-- BEGIN RECORDS FOR THIS TASK --

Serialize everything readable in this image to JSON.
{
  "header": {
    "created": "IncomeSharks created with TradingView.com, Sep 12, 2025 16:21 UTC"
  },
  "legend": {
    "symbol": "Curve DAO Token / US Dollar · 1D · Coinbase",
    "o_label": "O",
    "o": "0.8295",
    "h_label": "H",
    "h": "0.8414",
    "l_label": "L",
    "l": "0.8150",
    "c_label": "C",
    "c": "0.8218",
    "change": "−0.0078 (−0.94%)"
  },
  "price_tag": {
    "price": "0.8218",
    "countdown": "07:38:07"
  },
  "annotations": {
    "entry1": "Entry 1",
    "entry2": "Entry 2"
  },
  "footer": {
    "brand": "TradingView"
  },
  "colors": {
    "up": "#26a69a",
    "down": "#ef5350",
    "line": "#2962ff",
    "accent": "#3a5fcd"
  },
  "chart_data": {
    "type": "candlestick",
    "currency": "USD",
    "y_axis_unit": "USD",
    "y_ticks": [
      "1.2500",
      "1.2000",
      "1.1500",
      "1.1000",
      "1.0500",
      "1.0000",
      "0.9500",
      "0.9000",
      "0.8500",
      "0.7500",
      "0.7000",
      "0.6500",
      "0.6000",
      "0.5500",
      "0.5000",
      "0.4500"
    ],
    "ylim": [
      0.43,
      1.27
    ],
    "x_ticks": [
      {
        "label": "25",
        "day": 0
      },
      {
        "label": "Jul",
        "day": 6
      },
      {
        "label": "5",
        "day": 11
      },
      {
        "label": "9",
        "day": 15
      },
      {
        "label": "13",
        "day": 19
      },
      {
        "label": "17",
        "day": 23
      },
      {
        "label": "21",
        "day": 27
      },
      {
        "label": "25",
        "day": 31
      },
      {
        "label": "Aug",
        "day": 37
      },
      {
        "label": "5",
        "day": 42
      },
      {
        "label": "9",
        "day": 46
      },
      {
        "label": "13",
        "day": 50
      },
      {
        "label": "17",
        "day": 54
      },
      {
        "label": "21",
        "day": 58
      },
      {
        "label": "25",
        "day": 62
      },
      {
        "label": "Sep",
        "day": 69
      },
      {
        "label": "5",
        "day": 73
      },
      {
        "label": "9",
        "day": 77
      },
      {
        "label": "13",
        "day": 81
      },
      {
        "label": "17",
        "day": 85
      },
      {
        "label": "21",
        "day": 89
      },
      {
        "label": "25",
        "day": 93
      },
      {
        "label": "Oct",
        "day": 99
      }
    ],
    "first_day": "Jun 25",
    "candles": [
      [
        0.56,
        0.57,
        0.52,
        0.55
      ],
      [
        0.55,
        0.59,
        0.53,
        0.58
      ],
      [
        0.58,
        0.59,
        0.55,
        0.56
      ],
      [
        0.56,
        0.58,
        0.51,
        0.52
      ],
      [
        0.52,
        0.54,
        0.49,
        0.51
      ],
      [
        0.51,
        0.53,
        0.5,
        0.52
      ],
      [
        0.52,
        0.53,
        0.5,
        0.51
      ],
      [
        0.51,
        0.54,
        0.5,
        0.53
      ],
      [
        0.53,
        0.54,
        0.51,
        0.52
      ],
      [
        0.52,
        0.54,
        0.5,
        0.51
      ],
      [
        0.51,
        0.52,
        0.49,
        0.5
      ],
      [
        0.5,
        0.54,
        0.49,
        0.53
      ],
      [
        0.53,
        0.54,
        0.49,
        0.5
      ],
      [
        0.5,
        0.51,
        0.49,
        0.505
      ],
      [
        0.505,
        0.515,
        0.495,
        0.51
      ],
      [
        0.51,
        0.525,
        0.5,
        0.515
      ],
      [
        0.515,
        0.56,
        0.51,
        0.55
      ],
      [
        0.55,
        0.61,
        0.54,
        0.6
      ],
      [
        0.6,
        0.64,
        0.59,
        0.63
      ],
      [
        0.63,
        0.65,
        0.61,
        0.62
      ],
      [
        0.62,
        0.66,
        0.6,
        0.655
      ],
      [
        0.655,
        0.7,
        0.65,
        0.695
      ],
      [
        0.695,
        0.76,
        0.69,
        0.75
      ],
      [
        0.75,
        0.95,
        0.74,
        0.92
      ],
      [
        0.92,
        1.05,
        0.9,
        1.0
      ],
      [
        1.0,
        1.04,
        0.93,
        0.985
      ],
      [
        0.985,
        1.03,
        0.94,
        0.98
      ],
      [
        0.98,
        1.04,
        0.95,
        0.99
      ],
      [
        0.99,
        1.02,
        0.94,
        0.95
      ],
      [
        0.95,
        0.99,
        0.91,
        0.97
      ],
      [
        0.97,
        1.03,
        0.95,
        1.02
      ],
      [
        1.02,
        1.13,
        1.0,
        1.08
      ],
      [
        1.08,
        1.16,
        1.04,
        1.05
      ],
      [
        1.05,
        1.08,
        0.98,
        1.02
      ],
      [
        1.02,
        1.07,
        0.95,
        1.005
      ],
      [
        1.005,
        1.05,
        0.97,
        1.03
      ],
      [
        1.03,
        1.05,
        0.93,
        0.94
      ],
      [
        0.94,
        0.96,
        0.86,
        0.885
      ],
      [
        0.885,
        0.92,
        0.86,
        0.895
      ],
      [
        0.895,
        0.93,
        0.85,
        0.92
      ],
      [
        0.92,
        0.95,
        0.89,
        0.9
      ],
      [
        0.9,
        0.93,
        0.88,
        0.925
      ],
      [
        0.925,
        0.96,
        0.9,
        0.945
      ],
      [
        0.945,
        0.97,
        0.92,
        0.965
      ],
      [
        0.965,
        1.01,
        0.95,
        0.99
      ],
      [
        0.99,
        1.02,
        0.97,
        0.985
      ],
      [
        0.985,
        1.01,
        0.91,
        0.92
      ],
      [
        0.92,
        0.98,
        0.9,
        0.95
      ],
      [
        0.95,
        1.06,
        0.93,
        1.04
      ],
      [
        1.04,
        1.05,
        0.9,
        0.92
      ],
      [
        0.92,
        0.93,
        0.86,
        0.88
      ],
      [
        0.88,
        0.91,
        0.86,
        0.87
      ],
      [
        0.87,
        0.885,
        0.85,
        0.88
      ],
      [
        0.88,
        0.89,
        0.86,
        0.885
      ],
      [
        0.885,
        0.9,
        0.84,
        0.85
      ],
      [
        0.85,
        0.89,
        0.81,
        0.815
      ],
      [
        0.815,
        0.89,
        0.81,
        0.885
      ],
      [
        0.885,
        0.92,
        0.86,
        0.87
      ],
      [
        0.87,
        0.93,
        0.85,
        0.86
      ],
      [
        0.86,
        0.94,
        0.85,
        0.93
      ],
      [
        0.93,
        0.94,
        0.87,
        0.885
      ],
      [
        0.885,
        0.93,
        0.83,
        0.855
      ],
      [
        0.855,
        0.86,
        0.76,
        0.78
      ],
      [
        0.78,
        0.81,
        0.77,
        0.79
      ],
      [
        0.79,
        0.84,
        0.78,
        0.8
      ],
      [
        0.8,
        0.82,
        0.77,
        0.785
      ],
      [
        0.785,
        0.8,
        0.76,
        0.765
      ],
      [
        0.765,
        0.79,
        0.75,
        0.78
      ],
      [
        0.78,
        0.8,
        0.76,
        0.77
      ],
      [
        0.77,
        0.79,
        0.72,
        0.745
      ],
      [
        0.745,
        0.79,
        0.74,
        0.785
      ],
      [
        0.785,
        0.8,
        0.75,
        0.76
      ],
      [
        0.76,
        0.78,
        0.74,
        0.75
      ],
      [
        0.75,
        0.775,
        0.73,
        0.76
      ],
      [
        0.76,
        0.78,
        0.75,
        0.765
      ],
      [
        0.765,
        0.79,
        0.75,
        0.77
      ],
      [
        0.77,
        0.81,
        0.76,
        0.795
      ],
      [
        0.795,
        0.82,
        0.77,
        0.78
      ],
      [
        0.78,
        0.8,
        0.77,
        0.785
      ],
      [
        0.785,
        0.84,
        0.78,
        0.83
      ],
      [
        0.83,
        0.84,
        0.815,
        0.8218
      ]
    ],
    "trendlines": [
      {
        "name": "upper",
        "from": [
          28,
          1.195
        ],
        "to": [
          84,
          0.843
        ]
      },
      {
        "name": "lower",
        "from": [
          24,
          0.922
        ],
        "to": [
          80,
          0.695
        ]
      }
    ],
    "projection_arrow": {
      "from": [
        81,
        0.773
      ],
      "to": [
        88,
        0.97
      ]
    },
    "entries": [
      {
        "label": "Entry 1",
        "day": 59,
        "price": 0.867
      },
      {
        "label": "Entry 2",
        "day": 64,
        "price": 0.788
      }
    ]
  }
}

-- END RECORDS FOR THIS TASK --

**YOUR OBJECTIVE:** Only the number is wanted: how many lines in the data include the word "TradingView"?

**RESULT OF THIS TASK:** 2